Return all lines below containing the word "this".

** start Dataset records **

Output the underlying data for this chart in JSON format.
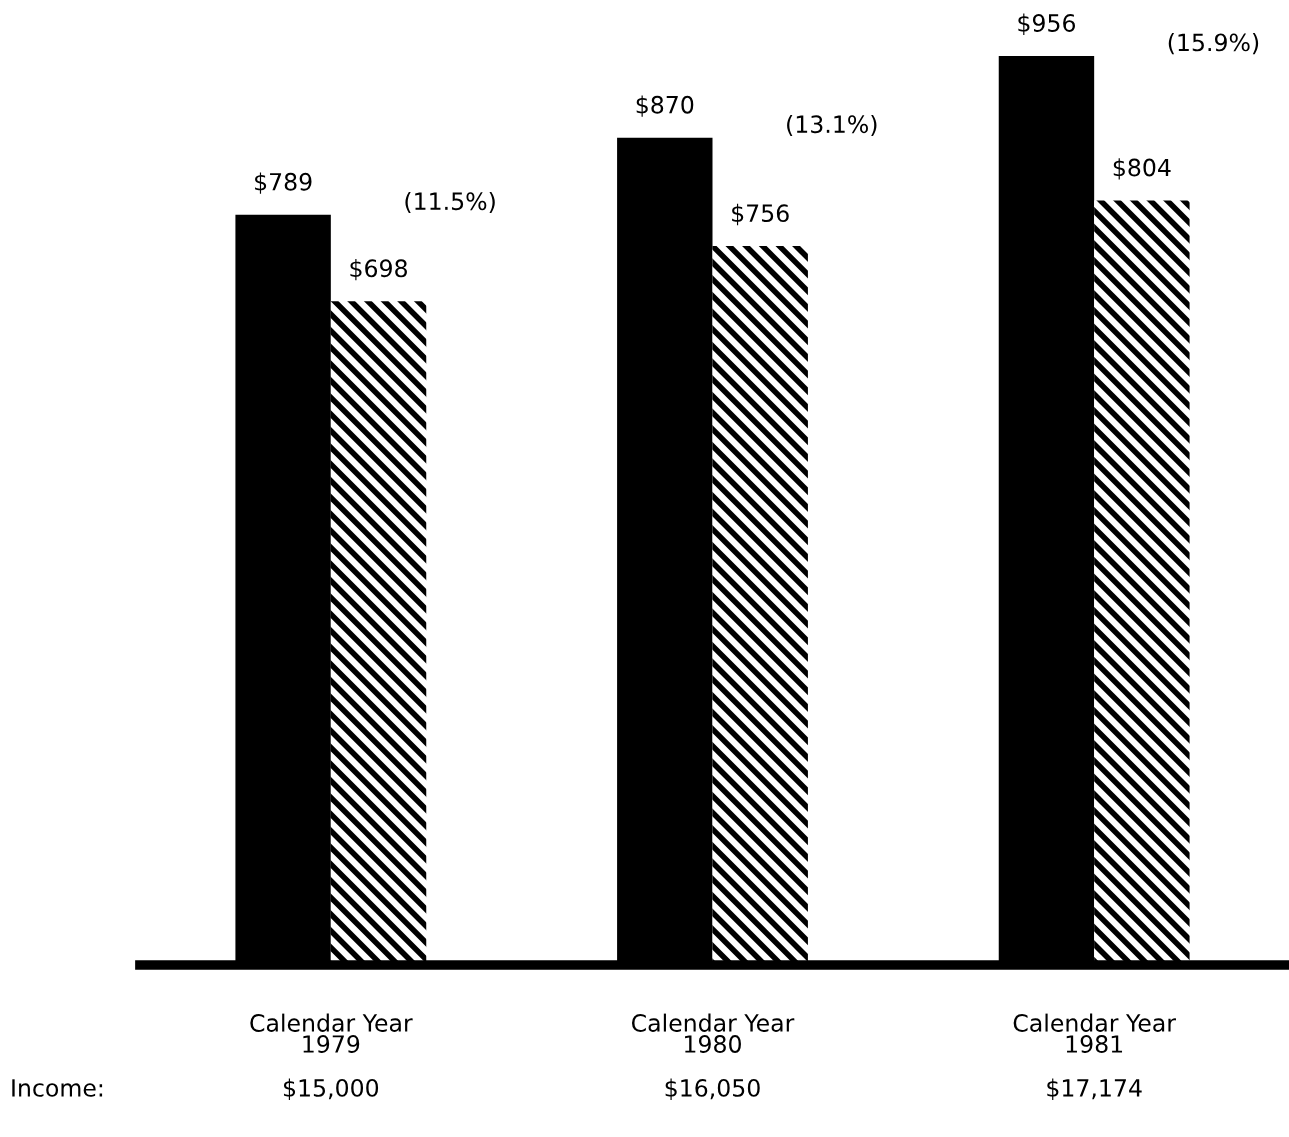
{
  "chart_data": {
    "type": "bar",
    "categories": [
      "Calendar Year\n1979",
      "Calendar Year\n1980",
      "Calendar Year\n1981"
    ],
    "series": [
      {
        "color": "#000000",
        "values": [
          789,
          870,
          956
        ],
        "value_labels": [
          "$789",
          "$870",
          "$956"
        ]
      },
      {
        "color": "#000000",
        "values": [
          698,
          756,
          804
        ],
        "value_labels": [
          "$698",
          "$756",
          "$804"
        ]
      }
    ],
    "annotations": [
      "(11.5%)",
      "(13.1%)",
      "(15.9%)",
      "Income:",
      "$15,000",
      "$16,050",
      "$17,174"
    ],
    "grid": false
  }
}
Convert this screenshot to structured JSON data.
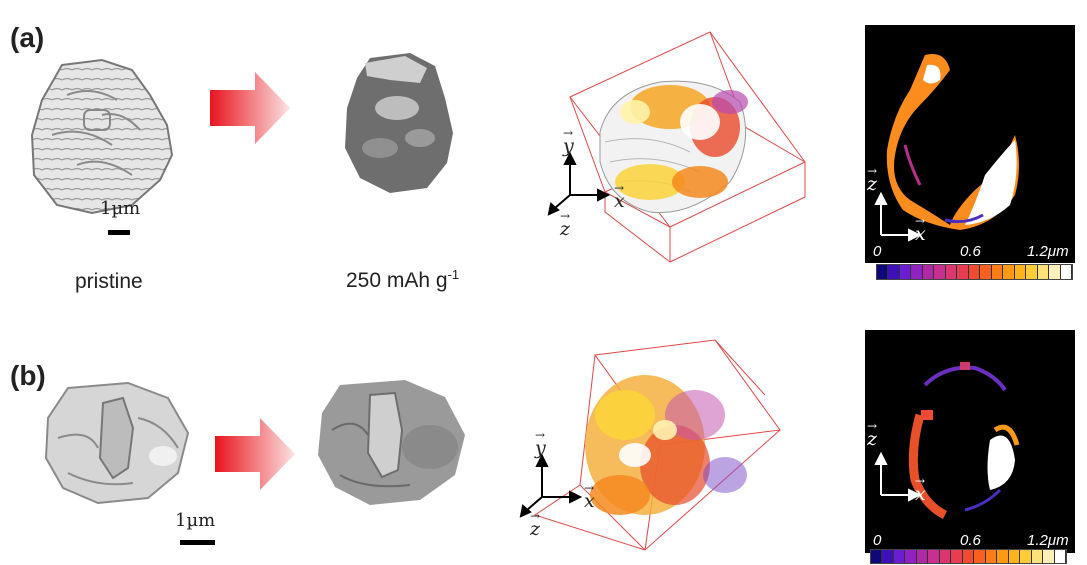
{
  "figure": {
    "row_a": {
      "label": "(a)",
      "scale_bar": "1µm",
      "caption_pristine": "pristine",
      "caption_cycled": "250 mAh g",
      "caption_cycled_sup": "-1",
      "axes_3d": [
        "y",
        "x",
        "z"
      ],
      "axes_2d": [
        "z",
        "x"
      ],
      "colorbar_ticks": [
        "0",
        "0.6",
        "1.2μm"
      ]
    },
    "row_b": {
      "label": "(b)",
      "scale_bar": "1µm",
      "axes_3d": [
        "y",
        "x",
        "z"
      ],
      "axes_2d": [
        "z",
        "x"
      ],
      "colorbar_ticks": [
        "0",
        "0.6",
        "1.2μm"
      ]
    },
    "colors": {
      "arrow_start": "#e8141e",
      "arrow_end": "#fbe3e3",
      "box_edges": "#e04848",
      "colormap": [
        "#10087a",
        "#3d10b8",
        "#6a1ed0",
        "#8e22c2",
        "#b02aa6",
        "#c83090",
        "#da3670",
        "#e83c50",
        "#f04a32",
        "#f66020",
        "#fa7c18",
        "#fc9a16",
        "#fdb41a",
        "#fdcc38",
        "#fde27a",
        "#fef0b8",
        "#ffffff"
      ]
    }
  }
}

** end Dataset records **

[The output]
Output the underlying data for this chart in JSON format.
Convert this screenshot to structured JSON data.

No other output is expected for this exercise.